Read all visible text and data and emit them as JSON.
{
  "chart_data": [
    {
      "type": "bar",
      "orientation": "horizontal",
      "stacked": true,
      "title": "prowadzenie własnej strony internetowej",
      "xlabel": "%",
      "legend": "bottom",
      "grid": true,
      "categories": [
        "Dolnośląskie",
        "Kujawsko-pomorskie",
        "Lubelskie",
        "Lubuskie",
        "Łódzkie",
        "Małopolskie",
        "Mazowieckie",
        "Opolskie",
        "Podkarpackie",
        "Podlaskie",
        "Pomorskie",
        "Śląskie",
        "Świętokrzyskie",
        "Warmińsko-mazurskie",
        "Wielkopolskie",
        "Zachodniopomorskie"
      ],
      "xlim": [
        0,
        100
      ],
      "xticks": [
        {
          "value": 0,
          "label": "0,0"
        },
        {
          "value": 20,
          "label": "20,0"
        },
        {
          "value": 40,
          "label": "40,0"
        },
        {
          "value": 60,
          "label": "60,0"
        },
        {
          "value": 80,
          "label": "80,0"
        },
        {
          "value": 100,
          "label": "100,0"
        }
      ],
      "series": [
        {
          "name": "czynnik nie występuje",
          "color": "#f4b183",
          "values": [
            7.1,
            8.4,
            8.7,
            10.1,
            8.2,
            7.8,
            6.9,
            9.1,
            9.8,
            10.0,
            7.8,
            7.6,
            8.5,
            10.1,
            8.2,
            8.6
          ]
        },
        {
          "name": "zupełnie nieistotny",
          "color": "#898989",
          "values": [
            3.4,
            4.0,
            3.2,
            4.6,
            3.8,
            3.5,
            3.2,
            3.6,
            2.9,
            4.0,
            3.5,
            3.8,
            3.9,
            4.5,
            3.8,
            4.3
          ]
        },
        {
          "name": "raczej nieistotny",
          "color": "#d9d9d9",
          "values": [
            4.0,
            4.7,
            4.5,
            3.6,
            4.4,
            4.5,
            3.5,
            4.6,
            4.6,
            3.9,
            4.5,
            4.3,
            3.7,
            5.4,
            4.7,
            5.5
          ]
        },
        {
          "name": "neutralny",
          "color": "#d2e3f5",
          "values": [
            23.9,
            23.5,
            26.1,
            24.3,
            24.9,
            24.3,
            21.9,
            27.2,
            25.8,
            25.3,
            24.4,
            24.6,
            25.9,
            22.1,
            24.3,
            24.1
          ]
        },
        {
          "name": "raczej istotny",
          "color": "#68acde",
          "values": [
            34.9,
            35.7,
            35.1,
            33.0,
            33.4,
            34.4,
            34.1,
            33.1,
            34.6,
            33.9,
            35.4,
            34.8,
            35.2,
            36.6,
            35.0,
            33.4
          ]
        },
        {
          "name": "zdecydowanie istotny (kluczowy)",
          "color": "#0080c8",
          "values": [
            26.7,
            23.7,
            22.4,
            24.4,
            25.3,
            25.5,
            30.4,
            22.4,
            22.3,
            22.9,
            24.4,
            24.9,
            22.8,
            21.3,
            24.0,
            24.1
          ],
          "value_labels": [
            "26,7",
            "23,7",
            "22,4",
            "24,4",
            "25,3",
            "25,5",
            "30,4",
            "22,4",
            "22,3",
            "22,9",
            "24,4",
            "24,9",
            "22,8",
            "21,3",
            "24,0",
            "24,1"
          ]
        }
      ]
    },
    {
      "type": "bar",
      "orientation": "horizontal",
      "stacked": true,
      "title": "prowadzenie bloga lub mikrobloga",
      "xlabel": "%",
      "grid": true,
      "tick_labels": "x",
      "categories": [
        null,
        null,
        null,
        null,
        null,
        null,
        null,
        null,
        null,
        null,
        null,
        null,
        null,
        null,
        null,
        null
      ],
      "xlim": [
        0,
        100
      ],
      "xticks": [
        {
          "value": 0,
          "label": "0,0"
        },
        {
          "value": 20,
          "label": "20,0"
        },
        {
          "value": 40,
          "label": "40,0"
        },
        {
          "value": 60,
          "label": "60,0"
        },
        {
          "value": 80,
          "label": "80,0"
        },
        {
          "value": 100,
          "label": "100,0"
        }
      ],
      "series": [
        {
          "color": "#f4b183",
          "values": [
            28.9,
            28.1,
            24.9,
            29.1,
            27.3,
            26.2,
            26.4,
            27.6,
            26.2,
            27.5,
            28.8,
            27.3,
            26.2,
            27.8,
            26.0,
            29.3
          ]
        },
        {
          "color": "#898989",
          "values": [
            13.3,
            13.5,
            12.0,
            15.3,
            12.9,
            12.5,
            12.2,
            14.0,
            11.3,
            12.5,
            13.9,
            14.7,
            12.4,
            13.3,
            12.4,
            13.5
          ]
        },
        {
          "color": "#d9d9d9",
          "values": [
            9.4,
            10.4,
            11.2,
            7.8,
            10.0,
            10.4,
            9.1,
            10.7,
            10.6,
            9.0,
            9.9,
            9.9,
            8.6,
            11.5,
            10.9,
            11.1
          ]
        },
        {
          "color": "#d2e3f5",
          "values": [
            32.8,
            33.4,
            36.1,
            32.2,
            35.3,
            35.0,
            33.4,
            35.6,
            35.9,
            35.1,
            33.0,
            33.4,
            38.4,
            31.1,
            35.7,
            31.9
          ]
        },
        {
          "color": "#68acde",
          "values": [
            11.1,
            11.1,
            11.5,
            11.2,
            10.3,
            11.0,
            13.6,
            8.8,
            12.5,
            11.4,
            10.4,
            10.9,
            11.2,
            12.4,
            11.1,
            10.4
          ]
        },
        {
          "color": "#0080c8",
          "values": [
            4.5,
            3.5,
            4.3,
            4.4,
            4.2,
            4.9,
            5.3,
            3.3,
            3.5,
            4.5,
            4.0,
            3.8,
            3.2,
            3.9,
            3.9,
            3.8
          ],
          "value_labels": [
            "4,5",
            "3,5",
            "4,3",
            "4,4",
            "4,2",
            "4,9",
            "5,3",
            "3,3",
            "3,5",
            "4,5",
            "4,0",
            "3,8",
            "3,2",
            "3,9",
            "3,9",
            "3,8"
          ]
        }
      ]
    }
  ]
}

| WORK TO DO |
Set down the material above again, word for word.

| RESPONSE |
Read all visible text and data and emit them as JSON.
{
  "chart_data": [
    {
      "type": "bar",
      "orientation": "horizontal",
      "stacked": true,
      "title": "prowadzenie własnej strony internetowej",
      "xlabel": "%",
      "legend": "bottom",
      "grid": true,
      "categories": [
        "Dolnośląskie",
        "Kujawsko-pomorskie",
        "Lubelskie",
        "Lubuskie",
        "Łódzkie",
        "Małopolskie",
        "Mazowieckie",
        "Opolskie",
        "Podkarpackie",
        "Podlaskie",
        "Pomorskie",
        "Śląskie",
        "Świętokrzyskie",
        "Warmińsko-mazurskie",
        "Wielkopolskie",
        "Zachodniopomorskie"
      ],
      "xlim": [
        0,
        100
      ],
      "xticks": [
        {
          "value": 0,
          "label": "0,0"
        },
        {
          "value": 20,
          "label": "20,0"
        },
        {
          "value": 40,
          "label": "40,0"
        },
        {
          "value": 60,
          "label": "60,0"
        },
        {
          "value": 80,
          "label": "80,0"
        },
        {
          "value": 100,
          "label": "100,0"
        }
      ],
      "series": [
        {
          "name": "czynnik nie występuje",
          "color": "#f4b183",
          "values": [
            7.1,
            8.4,
            8.7,
            10.1,
            8.2,
            7.8,
            6.9,
            9.1,
            9.8,
            10.0,
            7.8,
            7.6,
            8.5,
            10.1,
            8.2,
            8.6
          ]
        },
        {
          "name": "zupełnie nieistotny",
          "color": "#898989",
          "values": [
            3.4,
            4.0,
            3.2,
            4.6,
            3.8,
            3.5,
            3.2,
            3.6,
            2.9,
            4.0,
            3.5,
            3.8,
            3.9,
            4.5,
            3.8,
            4.3
          ]
        },
        {
          "name": "raczej nieistotny",
          "color": "#d9d9d9",
          "values": [
            4.0,
            4.7,
            4.5,
            3.6,
            4.4,
            4.5,
            3.5,
            4.6,
            4.6,
            3.9,
            4.5,
            4.3,
            3.7,
            5.4,
            4.7,
            5.5
          ]
        },
        {
          "name": "neutralny",
          "color": "#d2e3f5",
          "values": [
            23.9,
            23.5,
            26.1,
            24.3,
            24.9,
            24.3,
            21.9,
            27.2,
            25.8,
            25.3,
            24.4,
            24.6,
            25.9,
            22.1,
            24.3,
            24.1
          ]
        },
        {
          "name": "raczej istotny",
          "color": "#68acde",
          "values": [
            34.9,
            35.7,
            35.1,
            33.0,
            33.4,
            34.4,
            34.1,
            33.1,
            34.6,
            33.9,
            35.4,
            34.8,
            35.2,
            36.6,
            35.0,
            33.4
          ]
        },
        {
          "name": "zdecydowanie istotny (kluczowy)",
          "color": "#0080c8",
          "values": [
            26.7,
            23.7,
            22.4,
            24.4,
            25.3,
            25.5,
            30.4,
            22.4,
            22.3,
            22.9,
            24.4,
            24.9,
            22.8,
            21.3,
            24.0,
            24.1
          ],
          "value_labels": [
            "26,7",
            "23,7",
            "22,4",
            "24,4",
            "25,3",
            "25,5",
            "30,4",
            "22,4",
            "22,3",
            "22,9",
            "24,4",
            "24,9",
            "22,8",
            "21,3",
            "24,0",
            "24,1"
          ]
        }
      ]
    },
    {
      "type": "bar",
      "orientation": "horizontal",
      "stacked": true,
      "title": "prowadzenie bloga lub mikrobloga",
      "xlabel": "%",
      "grid": true,
      "tick_labels": "x",
      "categories": [
        null,
        null,
        null,
        null,
        null,
        null,
        null,
        null,
        null,
        null,
        null,
        null,
        null,
        null,
        null,
        null
      ],
      "xlim": [
        0,
        100
      ],
      "xticks": [
        {
          "value": 0,
          "label": "0,0"
        },
        {
          "value": 20,
          "label": "20,0"
        },
        {
          "value": 40,
          "label": "40,0"
        },
        {
          "value": 60,
          "label": "60,0"
        },
        {
          "value": 80,
          "label": "80,0"
        },
        {
          "value": 100,
          "label": "100,0"
        }
      ],
      "series": [
        {
          "color": "#f4b183",
          "values": [
            28.9,
            28.1,
            24.9,
            29.1,
            27.3,
            26.2,
            26.4,
            27.6,
            26.2,
            27.5,
            28.8,
            27.3,
            26.2,
            27.8,
            26.0,
            29.3
          ]
        },
        {
          "color": "#898989",
          "values": [
            13.3,
            13.5,
            12.0,
            15.3,
            12.9,
            12.5,
            12.2,
            14.0,
            11.3,
            12.5,
            13.9,
            14.7,
            12.4,
            13.3,
            12.4,
            13.5
          ]
        },
        {
          "color": "#d9d9d9",
          "values": [
            9.4,
            10.4,
            11.2,
            7.8,
            10.0,
            10.4,
            9.1,
            10.7,
            10.6,
            9.0,
            9.9,
            9.9,
            8.6,
            11.5,
            10.9,
            11.1
          ]
        },
        {
          "color": "#d2e3f5",
          "values": [
            32.8,
            33.4,
            36.1,
            32.2,
            35.3,
            35.0,
            33.4,
            35.6,
            35.9,
            35.1,
            33.0,
            33.4,
            38.4,
            31.1,
            35.7,
            31.9
          ]
        },
        {
          "color": "#68acde",
          "values": [
            11.1,
            11.1,
            11.5,
            11.2,
            10.3,
            11.0,
            13.6,
            8.8,
            12.5,
            11.4,
            10.4,
            10.9,
            11.2,
            12.4,
            11.1,
            10.4
          ]
        },
        {
          "color": "#0080c8",
          "values": [
            4.5,
            3.5,
            4.3,
            4.4,
            4.2,
            4.9,
            5.3,
            3.3,
            3.5,
            4.5,
            4.0,
            3.8,
            3.2,
            3.9,
            3.9,
            3.8
          ],
          "value_labels": [
            "4,5",
            "3,5",
            "4,3",
            "4,4",
            "4,2",
            "4,9",
            "5,3",
            "3,3",
            "3,5",
            "4,5",
            "4,0",
            "3,8",
            "3,2",
            "3,9",
            "3,9",
            "3,8"
          ]
        }
      ]
    }
  ]
}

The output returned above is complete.